- [TASK DETAILS]:
Tally the lines holding the word "thường" and state the count by itself.

- [TASK DATA]:
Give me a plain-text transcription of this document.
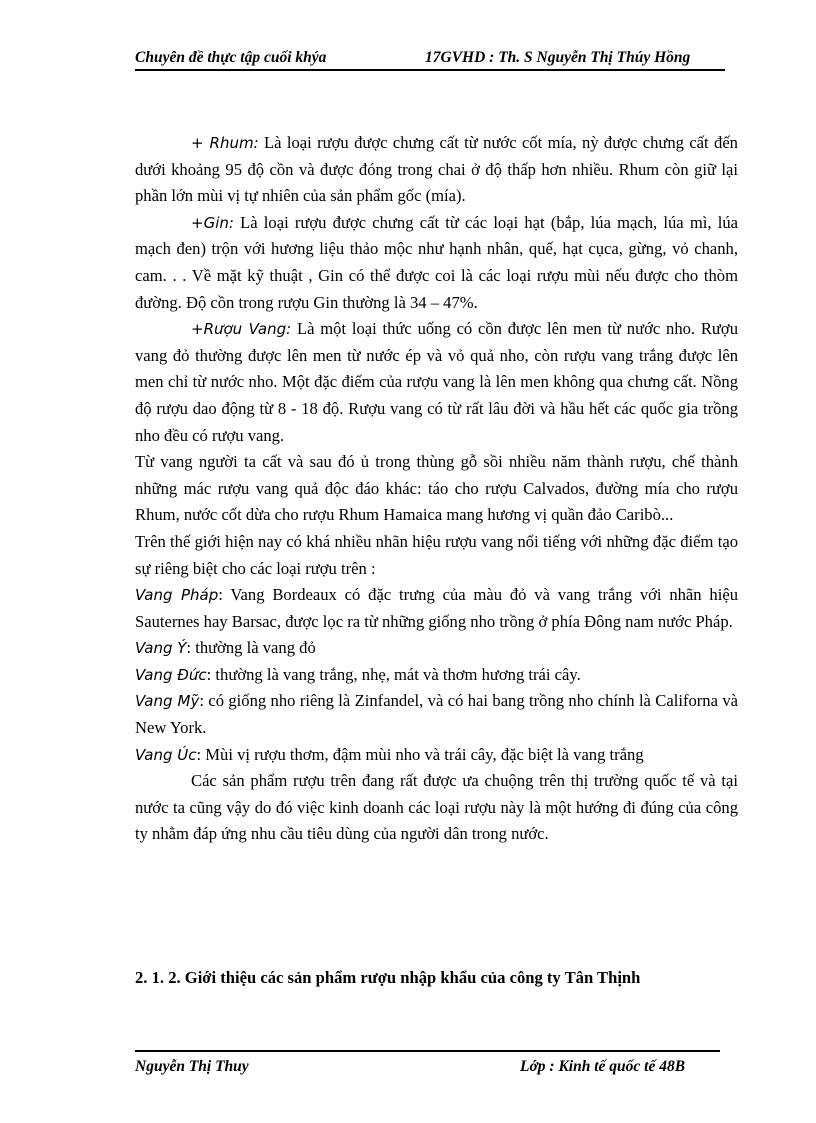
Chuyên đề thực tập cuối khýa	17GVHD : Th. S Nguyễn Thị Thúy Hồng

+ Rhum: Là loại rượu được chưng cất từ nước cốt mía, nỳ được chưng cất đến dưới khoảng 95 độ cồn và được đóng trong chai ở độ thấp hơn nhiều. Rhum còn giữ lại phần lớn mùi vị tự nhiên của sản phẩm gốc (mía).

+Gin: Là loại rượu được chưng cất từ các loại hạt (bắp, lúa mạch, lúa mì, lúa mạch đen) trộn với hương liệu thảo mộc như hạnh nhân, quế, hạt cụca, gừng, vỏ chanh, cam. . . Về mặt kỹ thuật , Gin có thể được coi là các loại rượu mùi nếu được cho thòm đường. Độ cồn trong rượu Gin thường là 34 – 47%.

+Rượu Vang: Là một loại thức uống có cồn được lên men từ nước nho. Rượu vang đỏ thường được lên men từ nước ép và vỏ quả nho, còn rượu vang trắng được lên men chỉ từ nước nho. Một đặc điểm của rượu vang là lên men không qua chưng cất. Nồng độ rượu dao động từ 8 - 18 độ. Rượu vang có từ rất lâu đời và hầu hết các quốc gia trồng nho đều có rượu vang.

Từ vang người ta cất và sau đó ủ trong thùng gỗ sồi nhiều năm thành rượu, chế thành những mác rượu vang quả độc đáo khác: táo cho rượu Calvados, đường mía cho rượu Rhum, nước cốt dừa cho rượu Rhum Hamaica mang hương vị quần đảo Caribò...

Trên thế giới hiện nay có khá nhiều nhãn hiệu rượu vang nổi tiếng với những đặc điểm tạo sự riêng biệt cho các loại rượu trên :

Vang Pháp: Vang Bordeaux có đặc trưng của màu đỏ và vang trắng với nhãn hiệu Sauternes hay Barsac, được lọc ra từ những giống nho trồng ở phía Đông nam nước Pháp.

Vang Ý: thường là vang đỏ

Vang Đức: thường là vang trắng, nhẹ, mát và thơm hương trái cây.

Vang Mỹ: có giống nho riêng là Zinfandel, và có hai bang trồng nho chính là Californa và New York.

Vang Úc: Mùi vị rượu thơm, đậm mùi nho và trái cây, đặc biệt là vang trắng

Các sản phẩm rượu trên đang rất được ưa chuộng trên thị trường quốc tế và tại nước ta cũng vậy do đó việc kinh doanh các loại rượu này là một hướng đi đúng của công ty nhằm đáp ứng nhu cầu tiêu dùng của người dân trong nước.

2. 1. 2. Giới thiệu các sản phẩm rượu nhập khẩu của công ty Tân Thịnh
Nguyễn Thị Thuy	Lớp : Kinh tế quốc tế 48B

...

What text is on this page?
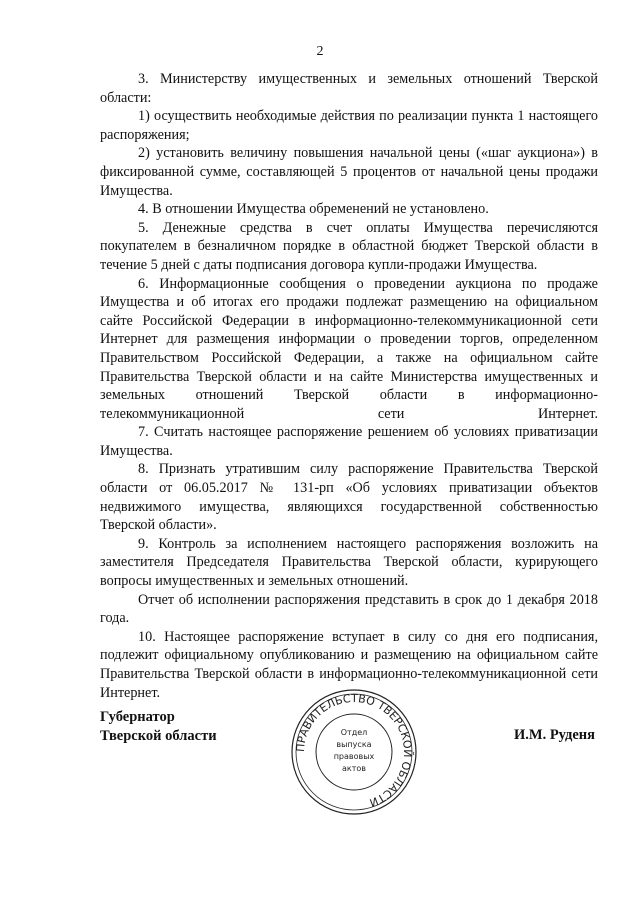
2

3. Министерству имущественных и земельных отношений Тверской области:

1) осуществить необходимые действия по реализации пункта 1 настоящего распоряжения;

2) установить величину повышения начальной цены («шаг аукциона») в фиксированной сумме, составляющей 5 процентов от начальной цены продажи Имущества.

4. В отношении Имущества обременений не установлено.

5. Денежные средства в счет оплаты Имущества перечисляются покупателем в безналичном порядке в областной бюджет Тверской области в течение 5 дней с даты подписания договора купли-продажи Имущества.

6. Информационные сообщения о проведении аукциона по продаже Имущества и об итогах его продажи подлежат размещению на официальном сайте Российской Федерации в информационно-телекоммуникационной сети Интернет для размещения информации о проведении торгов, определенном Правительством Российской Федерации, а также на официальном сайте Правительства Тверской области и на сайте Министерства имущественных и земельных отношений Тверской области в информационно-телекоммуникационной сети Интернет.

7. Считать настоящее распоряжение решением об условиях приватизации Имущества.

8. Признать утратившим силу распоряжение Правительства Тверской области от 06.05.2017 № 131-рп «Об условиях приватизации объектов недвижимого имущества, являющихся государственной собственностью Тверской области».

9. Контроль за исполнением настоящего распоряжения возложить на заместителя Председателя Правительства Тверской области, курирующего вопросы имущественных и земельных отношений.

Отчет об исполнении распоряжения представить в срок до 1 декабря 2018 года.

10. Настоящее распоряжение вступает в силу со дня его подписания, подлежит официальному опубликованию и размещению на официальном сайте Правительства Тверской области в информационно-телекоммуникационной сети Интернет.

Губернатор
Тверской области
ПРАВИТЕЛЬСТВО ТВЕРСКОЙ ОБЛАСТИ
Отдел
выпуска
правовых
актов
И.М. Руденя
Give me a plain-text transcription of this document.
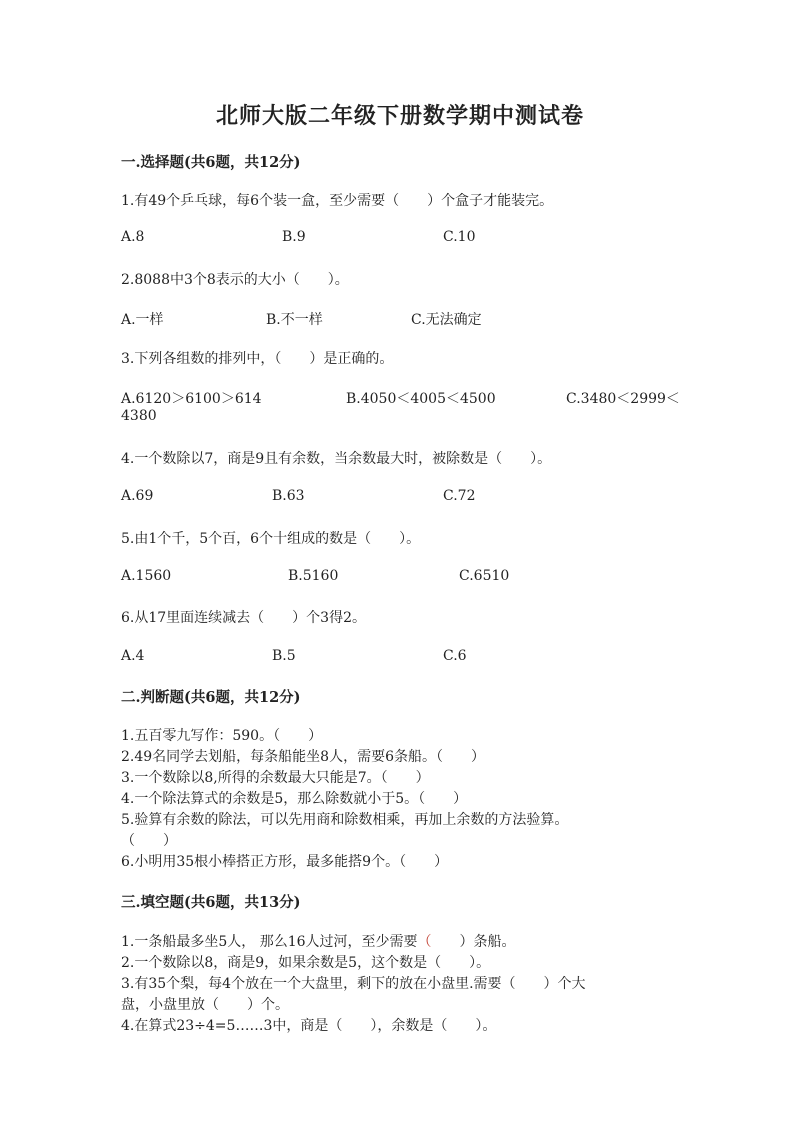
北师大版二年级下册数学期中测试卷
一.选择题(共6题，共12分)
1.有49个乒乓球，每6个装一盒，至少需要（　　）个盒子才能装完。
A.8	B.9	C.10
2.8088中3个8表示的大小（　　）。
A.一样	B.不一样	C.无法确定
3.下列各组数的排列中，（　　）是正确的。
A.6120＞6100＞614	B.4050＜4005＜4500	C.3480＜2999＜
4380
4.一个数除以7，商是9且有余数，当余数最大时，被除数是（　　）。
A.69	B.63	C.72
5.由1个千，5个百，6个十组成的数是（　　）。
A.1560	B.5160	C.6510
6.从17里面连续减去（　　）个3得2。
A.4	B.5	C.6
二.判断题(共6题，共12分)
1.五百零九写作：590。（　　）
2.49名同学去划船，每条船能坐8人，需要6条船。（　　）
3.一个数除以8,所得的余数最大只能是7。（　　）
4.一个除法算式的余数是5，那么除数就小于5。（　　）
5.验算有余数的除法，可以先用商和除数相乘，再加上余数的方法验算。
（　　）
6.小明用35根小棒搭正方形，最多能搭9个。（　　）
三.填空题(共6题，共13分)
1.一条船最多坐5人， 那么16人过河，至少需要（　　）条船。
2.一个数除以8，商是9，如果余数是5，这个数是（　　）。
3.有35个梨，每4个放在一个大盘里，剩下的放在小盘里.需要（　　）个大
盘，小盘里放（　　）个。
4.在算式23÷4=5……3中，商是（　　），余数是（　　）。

--

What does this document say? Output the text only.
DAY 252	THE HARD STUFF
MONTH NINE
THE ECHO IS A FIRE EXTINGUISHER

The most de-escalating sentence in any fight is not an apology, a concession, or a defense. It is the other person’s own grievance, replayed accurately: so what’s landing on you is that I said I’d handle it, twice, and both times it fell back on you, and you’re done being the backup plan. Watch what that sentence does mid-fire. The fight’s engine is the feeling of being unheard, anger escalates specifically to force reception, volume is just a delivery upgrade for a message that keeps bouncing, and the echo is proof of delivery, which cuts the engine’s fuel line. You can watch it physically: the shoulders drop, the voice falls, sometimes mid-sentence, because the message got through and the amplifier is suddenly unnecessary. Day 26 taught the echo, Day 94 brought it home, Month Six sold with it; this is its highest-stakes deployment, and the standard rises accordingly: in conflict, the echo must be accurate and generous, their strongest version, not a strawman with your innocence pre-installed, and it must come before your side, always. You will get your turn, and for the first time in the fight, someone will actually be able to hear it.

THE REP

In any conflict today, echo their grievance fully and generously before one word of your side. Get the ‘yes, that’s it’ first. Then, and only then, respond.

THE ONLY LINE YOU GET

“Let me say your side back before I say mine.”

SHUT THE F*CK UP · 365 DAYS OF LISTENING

- [RESPONSE TO THE TASK]:
4